- _Task to complete_
Repeat the data that follows, word for word, without the images.

※ ※ ※

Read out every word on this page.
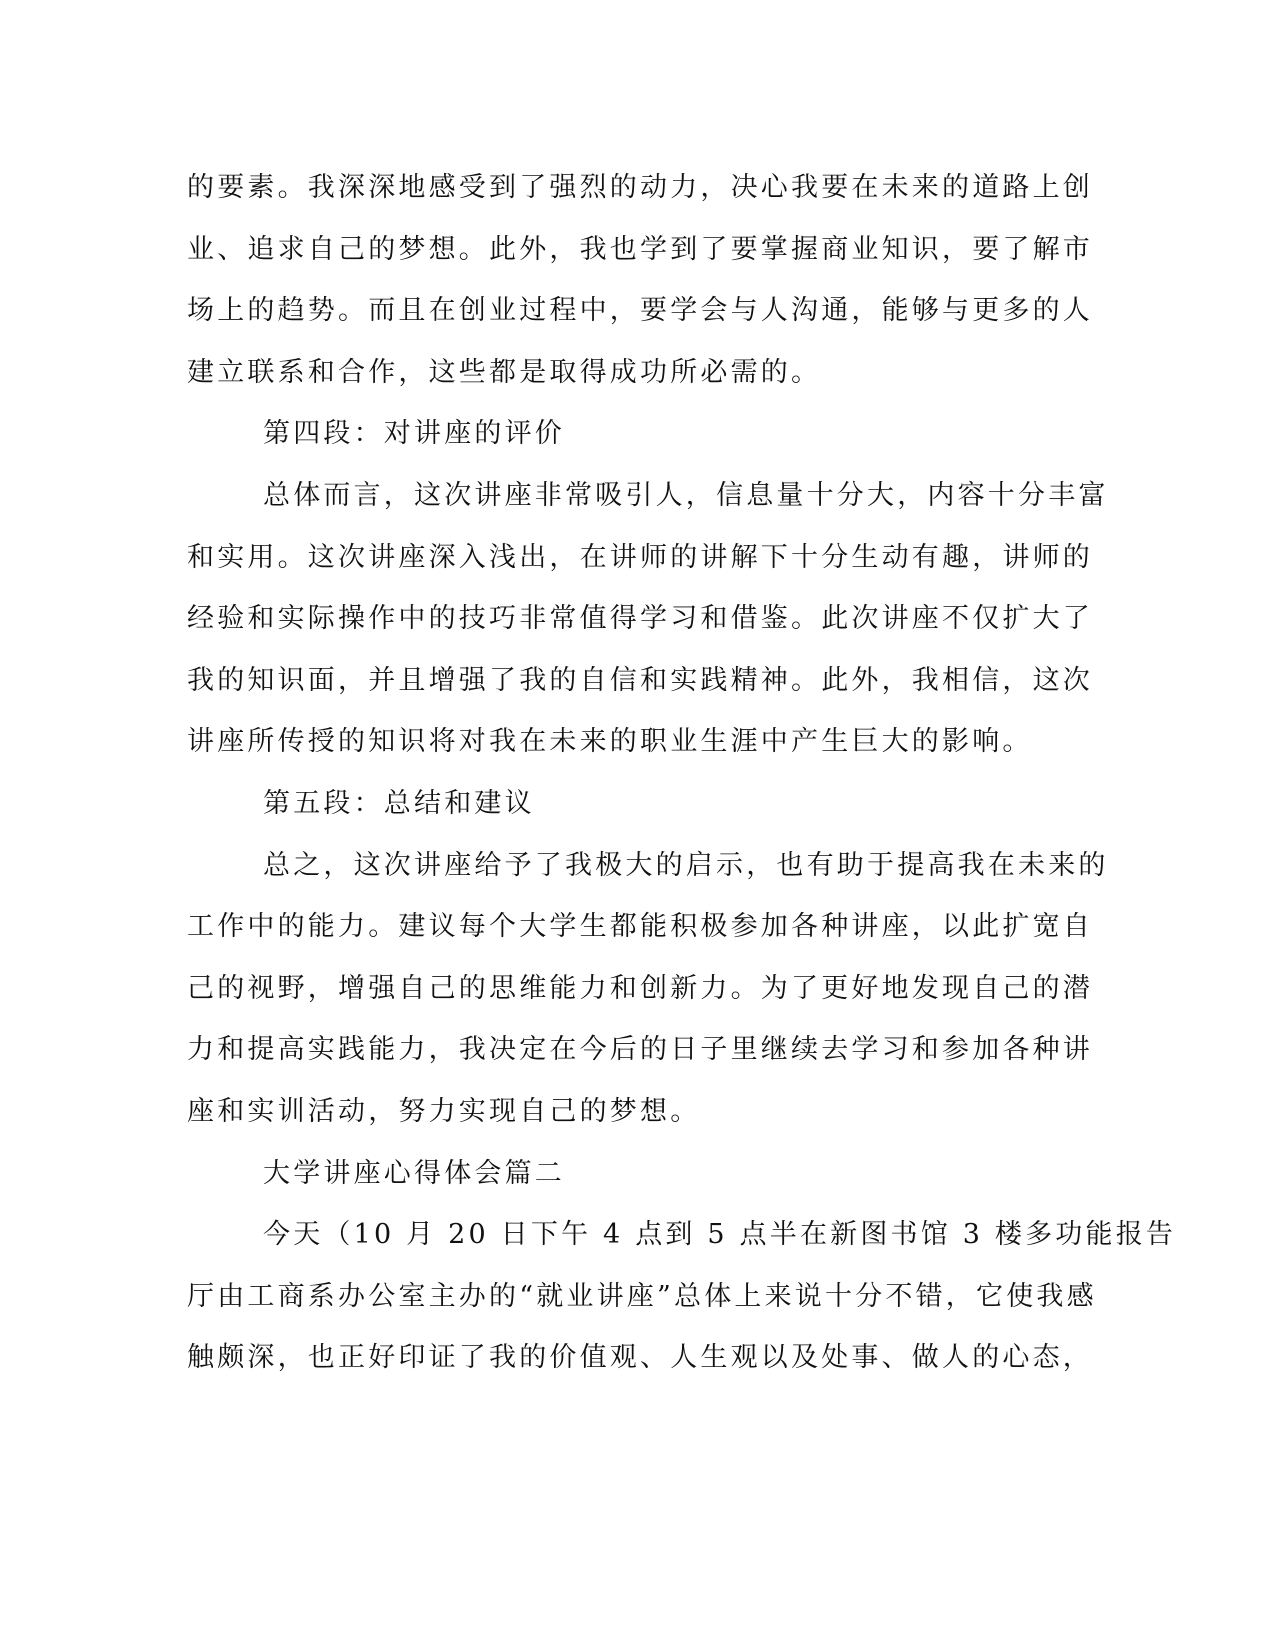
的要素。我深深地感受到了强烈的动力，决心我要在未来的道路上创
业、追求自己的梦想。此外，我也学到了要掌握商业知识，要了解市
场上的趋势。而且在创业过程中，要学会与人沟通，能够与更多的人
建立联系和合作，这些都是取得成功所必需的。
第四段：对讲座的评价
总体而言，这次讲座非常吸引人，信息量十分大，内容十分丰富
和实用。这次讲座深入浅出，在讲师的讲解下十分生动有趣，讲师的
经验和实际操作中的技巧非常值得学习和借鉴。此次讲座不仅扩大了
我的知识面，并且增强了我的自信和实践精神。此外，我相信，这次
讲座所传授的知识将对我在未来的职业生涯中产生巨大的影响。
第五段：总结和建议
总之，这次讲座给予了我极大的启示，也有助于提高我在未来的
工作中的能力。建议每个大学生都能积极参加各种讲座，以此扩宽自
己的视野，增强自己的思维能力和创新力。为了更好地发现自己的潜
力和提高实践能力，我决定在今后的日子里继续去学习和参加各种讲
座和实训活动，努力实现自己的梦想。
大学讲座心得体会篇二
今天（10 月 20 日下午 4 点到 5 点半在新图书馆 3 楼多功能报告
厅由工商系办公室主办的“就业讲座”总体上来说十分不错，它使我感
触颇深，也正好印证了我的价值观、人生观以及处事、做人的心态，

※ ※ ※

- _Exercise solution_
Read out every word on this page.
的要素。我深深地感受到了强烈的动力，决心我要在未来的道路上创
业、追求自己的梦想。此外，我也学到了要掌握商业知识，要了解市
场上的趋势。而且在创业过程中，要学会与人沟通，能够与更多的人
建立联系和合作，这些都是取得成功所必需的。
第四段：对讲座的评价
总体而言，这次讲座非常吸引人，信息量十分大，内容十分丰富
和实用。这次讲座深入浅出，在讲师的讲解下十分生动有趣，讲师的
经验和实际操作中的技巧非常值得学习和借鉴。此次讲座不仅扩大了
我的知识面，并且增强了我的自信和实践精神。此外，我相信，这次
讲座所传授的知识将对我在未来的职业生涯中产生巨大的影响。
第五段：总结和建议
总之，这次讲座给予了我极大的启示，也有助于提高我在未来的
工作中的能力。建议每个大学生都能积极参加各种讲座，以此扩宽自
己的视野，增强自己的思维能力和创新力。为了更好地发现自己的潜
力和提高实践能力，我决定在今后的日子里继续去学习和参加各种讲
座和实训活动，努力实现自己的梦想。
大学讲座心得体会篇二
今天（10 月 20 日下午 4 点到 5 点半在新图书馆 3 楼多功能报告
厅由工商系办公室主办的“就业讲座”总体上来说十分不错，它使我感
触颇深，也正好印证了我的价值观、人生观以及处事、做人的心态，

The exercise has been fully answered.